Work to be completed :: Word for word, repeat every record.

##### Recorded information #####

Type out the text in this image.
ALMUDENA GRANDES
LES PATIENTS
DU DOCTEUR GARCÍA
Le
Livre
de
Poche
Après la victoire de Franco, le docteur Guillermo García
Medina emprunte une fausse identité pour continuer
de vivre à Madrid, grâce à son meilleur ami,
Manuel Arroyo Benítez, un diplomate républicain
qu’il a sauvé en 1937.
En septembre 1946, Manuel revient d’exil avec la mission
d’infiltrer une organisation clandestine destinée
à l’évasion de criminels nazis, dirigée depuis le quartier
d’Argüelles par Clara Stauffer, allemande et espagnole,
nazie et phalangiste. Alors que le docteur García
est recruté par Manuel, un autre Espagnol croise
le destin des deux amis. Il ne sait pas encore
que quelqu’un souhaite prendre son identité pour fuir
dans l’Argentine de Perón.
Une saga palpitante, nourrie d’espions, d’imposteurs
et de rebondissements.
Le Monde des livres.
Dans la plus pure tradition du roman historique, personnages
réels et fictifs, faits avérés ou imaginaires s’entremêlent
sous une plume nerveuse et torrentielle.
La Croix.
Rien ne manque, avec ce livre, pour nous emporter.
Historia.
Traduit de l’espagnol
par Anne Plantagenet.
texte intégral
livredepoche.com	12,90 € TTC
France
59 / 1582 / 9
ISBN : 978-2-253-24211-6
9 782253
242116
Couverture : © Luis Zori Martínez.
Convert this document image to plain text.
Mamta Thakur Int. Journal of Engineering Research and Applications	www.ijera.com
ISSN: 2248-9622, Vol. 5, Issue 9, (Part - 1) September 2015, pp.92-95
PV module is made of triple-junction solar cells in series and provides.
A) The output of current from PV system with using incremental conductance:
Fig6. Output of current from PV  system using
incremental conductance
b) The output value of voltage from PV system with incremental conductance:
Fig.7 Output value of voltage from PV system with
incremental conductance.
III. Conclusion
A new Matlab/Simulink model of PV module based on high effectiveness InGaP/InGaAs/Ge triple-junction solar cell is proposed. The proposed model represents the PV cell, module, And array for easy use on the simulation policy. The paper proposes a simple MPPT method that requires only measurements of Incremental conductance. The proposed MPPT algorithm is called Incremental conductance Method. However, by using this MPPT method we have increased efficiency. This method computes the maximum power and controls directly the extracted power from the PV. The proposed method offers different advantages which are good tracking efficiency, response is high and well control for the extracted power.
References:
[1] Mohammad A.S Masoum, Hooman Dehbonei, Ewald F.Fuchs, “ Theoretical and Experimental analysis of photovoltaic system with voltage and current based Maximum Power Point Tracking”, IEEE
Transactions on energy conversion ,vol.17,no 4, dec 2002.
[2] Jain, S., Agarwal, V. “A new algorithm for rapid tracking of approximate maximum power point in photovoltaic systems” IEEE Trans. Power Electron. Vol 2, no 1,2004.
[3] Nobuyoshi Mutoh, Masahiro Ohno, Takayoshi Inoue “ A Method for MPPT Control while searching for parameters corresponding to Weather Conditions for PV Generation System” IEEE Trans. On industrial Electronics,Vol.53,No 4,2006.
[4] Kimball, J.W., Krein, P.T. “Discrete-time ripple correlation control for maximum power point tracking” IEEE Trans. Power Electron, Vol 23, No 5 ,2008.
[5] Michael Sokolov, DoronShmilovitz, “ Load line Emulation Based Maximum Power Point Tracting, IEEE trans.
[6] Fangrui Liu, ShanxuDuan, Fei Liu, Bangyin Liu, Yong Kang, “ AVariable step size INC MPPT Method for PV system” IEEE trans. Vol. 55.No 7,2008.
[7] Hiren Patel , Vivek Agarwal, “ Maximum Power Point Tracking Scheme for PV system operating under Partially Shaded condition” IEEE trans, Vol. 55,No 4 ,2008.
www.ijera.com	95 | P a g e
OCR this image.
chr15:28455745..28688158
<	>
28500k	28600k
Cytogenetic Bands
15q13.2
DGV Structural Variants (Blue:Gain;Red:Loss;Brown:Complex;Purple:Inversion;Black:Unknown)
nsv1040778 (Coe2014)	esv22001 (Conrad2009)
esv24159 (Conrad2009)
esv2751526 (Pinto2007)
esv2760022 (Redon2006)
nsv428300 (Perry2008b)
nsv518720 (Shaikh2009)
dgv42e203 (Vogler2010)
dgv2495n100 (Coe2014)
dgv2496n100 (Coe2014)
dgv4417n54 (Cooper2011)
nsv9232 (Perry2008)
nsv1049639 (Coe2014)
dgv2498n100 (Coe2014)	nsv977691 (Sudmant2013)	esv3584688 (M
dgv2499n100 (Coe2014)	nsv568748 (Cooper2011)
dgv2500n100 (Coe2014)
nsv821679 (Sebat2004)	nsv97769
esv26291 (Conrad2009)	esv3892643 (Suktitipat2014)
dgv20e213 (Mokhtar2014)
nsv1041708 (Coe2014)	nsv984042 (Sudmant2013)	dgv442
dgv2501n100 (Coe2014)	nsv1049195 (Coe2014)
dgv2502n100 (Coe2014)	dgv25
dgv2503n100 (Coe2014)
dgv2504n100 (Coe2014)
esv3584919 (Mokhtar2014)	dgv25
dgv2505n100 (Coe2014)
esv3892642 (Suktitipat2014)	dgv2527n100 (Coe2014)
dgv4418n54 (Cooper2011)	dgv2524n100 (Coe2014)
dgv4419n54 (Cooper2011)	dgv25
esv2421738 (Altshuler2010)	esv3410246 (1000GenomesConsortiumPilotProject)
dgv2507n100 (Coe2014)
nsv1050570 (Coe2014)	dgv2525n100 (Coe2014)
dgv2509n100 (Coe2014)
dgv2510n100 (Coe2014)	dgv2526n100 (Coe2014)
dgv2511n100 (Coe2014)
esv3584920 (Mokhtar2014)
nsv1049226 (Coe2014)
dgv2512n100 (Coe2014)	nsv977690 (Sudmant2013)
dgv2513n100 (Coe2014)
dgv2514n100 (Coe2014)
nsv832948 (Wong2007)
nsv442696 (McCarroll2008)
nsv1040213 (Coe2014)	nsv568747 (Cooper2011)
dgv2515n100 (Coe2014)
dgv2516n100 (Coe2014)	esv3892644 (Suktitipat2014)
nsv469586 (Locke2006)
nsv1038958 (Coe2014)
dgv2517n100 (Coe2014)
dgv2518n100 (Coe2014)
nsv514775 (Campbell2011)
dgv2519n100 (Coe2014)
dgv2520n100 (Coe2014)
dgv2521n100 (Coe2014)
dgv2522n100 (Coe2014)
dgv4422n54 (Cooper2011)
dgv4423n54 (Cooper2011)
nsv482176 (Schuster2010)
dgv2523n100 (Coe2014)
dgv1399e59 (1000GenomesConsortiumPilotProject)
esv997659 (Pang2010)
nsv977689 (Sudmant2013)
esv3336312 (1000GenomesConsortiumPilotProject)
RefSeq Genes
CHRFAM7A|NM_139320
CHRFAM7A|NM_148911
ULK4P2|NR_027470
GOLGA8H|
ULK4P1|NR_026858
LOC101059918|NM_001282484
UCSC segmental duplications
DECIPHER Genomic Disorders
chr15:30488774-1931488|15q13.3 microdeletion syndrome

#####

Solution to this exercise ::
Type out the text in this image.
ALMUDENA GRANDES
LES PATIENTS
DU DOCTEUR GARCÍA
Le
Livre
de
Poche
Après la victoire de Franco, le docteur Guillermo García
Medina emprunte une fausse identité pour continuer
de vivre à Madrid, grâce à son meilleur ami,
Manuel Arroyo Benítez, un diplomate républicain
qu’il a sauvé en 1937.
En septembre 1946, Manuel revient d’exil avec la mission
d’infiltrer une organisation clandestine destinée
à l’évasion de criminels nazis, dirigée depuis le quartier
d’Argüelles par Clara Stauffer, allemande et espagnole,
nazie et phalangiste. Alors que le docteur García
est recruté par Manuel, un autre Espagnol croise
le destin des deux amis. Il ne sait pas encore
que quelqu’un souhaite prendre son identité pour fuir
dans l’Argentine de Perón.
Une saga palpitante, nourrie d’espions, d’imposteurs
et de rebondissements.
Le Monde des livres.
Dans la plus pure tradition du roman historique, personnages
réels et fictifs, faits avérés ou imaginaires s’entremêlent
sous une plume nerveuse et torrentielle.
La Croix.
Rien ne manque, avec ce livre, pour nous emporter.
Historia.
Traduit de l’espagnol
par Anne Plantagenet.
texte intégral
livredepoche.com	12,90 € TTC
France
59 / 1582 / 9
ISBN : 978-2-253-24211-6
9 782253
242116
Couverture : © Luis Zori Martínez.
Convert this document image to plain text.
Mamta Thakur Int. Journal of Engineering Research and Applications	www.ijera.com
ISSN: 2248-9622, Vol. 5, Issue 9, (Part - 1) September 2015, pp.92-95
PV module is made of triple-junction solar cells in series and provides.
A) The output of current from PV system with using incremental conductance:
Fig6. Output of current from PV  system using
incremental conductance
b) The output value of voltage from PV system with incremental conductance:
Fig.7 Output value of voltage from PV system with
incremental conductance.
III. Conclusion
A new Matlab/Simulink model of PV module based on high effectiveness InGaP/InGaAs/Ge triple-junction solar cell is proposed. The proposed model represents the PV cell, module, And array for easy use on the simulation policy. The paper proposes a simple MPPT method that requires only measurements of Incremental conductance. The proposed MPPT algorithm is called Incremental conductance Method. However, by using this MPPT method we have increased efficiency. This method computes the maximum power and controls directly the extracted power from the PV. The proposed method offers different advantages which are good tracking efficiency, response is high and well control for the extracted power.
References:
[1] Mohammad A.S Masoum, Hooman Dehbonei, Ewald F.Fuchs, “ Theoretical and Experimental analysis of photovoltaic system with voltage and current based Maximum Power Point Tracking”, IEEE
Transactions on energy conversion ,vol.17,no 4, dec 2002.
[2] Jain, S., Agarwal, V. “A new algorithm for rapid tracking of approximate maximum power point in photovoltaic systems” IEEE Trans. Power Electron. Vol 2, no 1,2004.
[3] Nobuyoshi Mutoh, Masahiro Ohno, Takayoshi Inoue “ A Method for MPPT Control while searching for parameters corresponding to Weather Conditions for PV Generation System” IEEE Trans. On industrial Electronics,Vol.53,No 4,2006.
[4] Kimball, J.W., Krein, P.T. “Discrete-time ripple correlation control for maximum power point tracking” IEEE Trans. Power Electron, Vol 23, No 5 ,2008.
[5] Michael Sokolov, DoronShmilovitz, “ Load line Emulation Based Maximum Power Point Tracting, IEEE trans.
[6] Fangrui Liu, ShanxuDuan, Fei Liu, Bangyin Liu, Yong Kang, “ AVariable step size INC MPPT Method for PV system” IEEE trans. Vol. 55.No 7,2008.
[7] Hiren Patel , Vivek Agarwal, “ Maximum Power Point Tracking Scheme for PV system operating under Partially Shaded condition” IEEE trans, Vol. 55,No 4 ,2008.
www.ijera.com	95 | P a g e
OCR this image.
chr15:28455745..28688158
<	>
28500k	28600k
Cytogenetic Bands
15q13.2
DGV Structural Variants (Blue:Gain;Red:Loss;Brown:Complex;Purple:Inversion;Black:Unknown)
nsv1040778 (Coe2014)	esv22001 (Conrad2009)
esv24159 (Conrad2009)
esv2751526 (Pinto2007)
esv2760022 (Redon2006)
nsv428300 (Perry2008b)
nsv518720 (Shaikh2009)
dgv42e203 (Vogler2010)
dgv2495n100 (Coe2014)
dgv2496n100 (Coe2014)
dgv4417n54 (Cooper2011)
nsv9232 (Perry2008)
nsv1049639 (Coe2014)
dgv2498n100 (Coe2014)	nsv977691 (Sudmant2013)	esv3584688 (M
dgv2499n100 (Coe2014)	nsv568748 (Cooper2011)
dgv2500n100 (Coe2014)
nsv821679 (Sebat2004)	nsv97769
esv26291 (Conrad2009)	esv3892643 (Suktitipat2014)
dgv20e213 (Mokhtar2014)
nsv1041708 (Coe2014)	nsv984042 (Sudmant2013)	dgv442
dgv2501n100 (Coe2014)	nsv1049195 (Coe2014)
dgv2502n100 (Coe2014)	dgv25
dgv2503n100 (Coe2014)
dgv2504n100 (Coe2014)
esv3584919 (Mokhtar2014)	dgv25
dgv2505n100 (Coe2014)
esv3892642 (Suktitipat2014)	dgv2527n100 (Coe2014)
dgv4418n54 (Cooper2011)	dgv2524n100 (Coe2014)
dgv4419n54 (Cooper2011)	dgv25
esv2421738 (Altshuler2010)	esv3410246 (1000GenomesConsortiumPilotProject)
dgv2507n100 (Coe2014)
nsv1050570 (Coe2014)	dgv2525n100 (Coe2014)
dgv2509n100 (Coe2014)
dgv2510n100 (Coe2014)	dgv2526n100 (Coe2014)
dgv2511n100 (Coe2014)
esv3584920 (Mokhtar2014)
nsv1049226 (Coe2014)
dgv2512n100 (Coe2014)	nsv977690 (Sudmant2013)
dgv2513n100 (Coe2014)
dgv2514n100 (Coe2014)
nsv832948 (Wong2007)
nsv442696 (McCarroll2008)
nsv1040213 (Coe2014)	nsv568747 (Cooper2011)
dgv2515n100 (Coe2014)
dgv2516n100 (Coe2014)	esv3892644 (Suktitipat2014)
nsv469586 (Locke2006)
nsv1038958 (Coe2014)
dgv2517n100 (Coe2014)
dgv2518n100 (Coe2014)
nsv514775 (Campbell2011)
dgv2519n100 (Coe2014)
dgv2520n100 (Coe2014)
dgv2521n100 (Coe2014)
dgv2522n100 (Coe2014)
dgv4422n54 (Cooper2011)
dgv4423n54 (Cooper2011)
nsv482176 (Schuster2010)
dgv2523n100 (Coe2014)
dgv1399e59 (1000GenomesConsortiumPilotProject)
esv997659 (Pang2010)
nsv977689 (Sudmant2013)
esv3336312 (1000GenomesConsortiumPilotProject)
RefSeq Genes
CHRFAM7A|NM_139320
CHRFAM7A|NM_148911
ULK4P2|NR_027470
GOLGA8H|
ULK4P1|NR_026858
LOC101059918|NM_001282484
UCSC segmental duplications
DECIPHER Genomic Disorders
chr15:30488774-1931488|15q13.3 microdeletion syndrome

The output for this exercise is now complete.